'''
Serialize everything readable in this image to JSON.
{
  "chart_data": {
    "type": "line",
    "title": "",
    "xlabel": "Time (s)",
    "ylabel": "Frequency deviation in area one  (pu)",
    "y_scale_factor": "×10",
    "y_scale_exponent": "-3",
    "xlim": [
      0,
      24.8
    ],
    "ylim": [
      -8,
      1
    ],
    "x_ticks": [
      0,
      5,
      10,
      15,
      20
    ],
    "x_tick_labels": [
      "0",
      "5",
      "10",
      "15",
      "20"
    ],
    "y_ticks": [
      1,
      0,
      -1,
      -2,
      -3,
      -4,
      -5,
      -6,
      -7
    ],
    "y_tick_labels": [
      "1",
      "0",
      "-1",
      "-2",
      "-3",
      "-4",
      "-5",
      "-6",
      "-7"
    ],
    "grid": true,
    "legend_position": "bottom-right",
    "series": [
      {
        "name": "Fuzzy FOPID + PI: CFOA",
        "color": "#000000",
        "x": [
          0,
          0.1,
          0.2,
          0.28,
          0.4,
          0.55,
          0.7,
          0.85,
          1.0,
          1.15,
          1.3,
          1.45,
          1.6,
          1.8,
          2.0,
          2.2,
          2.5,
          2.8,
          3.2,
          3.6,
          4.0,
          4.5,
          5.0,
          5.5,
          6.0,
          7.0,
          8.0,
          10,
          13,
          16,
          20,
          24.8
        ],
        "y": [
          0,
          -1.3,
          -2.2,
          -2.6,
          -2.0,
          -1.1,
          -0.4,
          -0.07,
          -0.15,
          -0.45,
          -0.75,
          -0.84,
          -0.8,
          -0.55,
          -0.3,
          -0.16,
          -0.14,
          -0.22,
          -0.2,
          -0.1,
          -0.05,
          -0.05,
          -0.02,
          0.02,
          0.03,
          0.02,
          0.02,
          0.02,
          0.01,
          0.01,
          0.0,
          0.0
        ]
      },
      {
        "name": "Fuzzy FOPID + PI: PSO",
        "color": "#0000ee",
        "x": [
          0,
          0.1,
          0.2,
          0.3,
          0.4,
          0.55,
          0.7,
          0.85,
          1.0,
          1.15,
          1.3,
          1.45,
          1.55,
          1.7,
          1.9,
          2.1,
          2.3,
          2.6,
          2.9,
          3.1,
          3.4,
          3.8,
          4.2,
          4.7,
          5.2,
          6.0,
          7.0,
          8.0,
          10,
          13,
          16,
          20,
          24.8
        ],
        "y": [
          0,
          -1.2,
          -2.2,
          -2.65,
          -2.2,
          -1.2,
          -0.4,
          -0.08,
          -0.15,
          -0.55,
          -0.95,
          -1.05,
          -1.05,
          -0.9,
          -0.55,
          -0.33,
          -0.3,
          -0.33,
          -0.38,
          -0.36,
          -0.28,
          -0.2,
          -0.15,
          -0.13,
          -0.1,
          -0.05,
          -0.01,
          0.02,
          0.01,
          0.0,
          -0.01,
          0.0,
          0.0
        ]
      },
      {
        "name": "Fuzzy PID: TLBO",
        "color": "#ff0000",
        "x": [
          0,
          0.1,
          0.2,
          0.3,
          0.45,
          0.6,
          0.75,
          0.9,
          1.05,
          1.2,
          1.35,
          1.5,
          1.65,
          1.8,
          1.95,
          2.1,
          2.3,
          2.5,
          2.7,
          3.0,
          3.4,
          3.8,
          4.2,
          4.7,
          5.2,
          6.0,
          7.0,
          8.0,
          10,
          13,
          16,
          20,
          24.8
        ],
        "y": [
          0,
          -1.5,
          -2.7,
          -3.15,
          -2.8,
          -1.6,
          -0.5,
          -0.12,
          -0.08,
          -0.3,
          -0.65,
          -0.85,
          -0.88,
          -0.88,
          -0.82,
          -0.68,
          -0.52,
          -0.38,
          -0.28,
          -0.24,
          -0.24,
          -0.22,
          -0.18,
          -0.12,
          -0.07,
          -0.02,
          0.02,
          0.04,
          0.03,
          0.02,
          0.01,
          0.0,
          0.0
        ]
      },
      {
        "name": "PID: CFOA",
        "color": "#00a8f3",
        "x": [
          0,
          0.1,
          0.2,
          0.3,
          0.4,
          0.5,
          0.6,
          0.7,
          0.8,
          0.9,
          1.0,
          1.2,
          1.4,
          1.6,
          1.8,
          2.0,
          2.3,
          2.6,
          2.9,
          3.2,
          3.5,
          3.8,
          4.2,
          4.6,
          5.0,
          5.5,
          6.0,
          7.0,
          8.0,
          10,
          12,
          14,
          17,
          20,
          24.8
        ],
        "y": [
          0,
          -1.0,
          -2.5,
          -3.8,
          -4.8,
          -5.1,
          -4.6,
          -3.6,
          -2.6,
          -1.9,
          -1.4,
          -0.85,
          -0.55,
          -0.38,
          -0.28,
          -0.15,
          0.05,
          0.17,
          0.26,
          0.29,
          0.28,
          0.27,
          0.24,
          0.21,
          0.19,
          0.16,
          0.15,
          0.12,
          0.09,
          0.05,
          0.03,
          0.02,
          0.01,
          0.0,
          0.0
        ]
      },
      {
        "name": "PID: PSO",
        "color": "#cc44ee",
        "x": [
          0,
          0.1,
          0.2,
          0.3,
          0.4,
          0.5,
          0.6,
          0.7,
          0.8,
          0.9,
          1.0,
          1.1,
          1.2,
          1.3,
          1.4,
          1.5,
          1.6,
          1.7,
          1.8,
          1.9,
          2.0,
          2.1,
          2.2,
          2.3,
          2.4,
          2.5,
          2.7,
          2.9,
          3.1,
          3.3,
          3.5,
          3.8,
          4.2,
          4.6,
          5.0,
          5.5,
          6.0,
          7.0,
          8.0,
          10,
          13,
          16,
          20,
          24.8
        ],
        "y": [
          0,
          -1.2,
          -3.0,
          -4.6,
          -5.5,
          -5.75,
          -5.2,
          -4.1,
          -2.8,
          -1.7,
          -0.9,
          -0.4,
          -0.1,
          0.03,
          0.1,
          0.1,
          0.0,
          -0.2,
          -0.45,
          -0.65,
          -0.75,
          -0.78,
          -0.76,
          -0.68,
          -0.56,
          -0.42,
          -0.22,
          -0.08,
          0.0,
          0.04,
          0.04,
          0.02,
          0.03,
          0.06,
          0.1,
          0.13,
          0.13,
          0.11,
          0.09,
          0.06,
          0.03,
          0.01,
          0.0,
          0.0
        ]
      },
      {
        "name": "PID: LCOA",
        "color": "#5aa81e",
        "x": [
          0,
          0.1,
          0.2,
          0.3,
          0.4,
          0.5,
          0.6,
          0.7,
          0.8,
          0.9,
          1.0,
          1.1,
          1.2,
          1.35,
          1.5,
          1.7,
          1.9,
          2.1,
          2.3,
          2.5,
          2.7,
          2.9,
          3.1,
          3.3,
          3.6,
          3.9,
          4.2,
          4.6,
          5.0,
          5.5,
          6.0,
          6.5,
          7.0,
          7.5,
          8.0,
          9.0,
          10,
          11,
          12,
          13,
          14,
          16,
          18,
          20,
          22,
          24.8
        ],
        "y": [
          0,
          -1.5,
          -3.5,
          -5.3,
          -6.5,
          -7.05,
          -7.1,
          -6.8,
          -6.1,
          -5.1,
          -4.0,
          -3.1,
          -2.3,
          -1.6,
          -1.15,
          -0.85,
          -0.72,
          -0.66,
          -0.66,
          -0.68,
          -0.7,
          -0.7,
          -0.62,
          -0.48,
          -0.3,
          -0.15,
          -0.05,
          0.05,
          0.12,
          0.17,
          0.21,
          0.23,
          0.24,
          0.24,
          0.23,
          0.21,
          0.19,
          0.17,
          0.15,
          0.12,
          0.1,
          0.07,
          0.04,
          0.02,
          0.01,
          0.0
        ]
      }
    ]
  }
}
'''
(Exercise description): Respond with the number of lines containing "FOPID" and no additional words.

(Answer in full): 2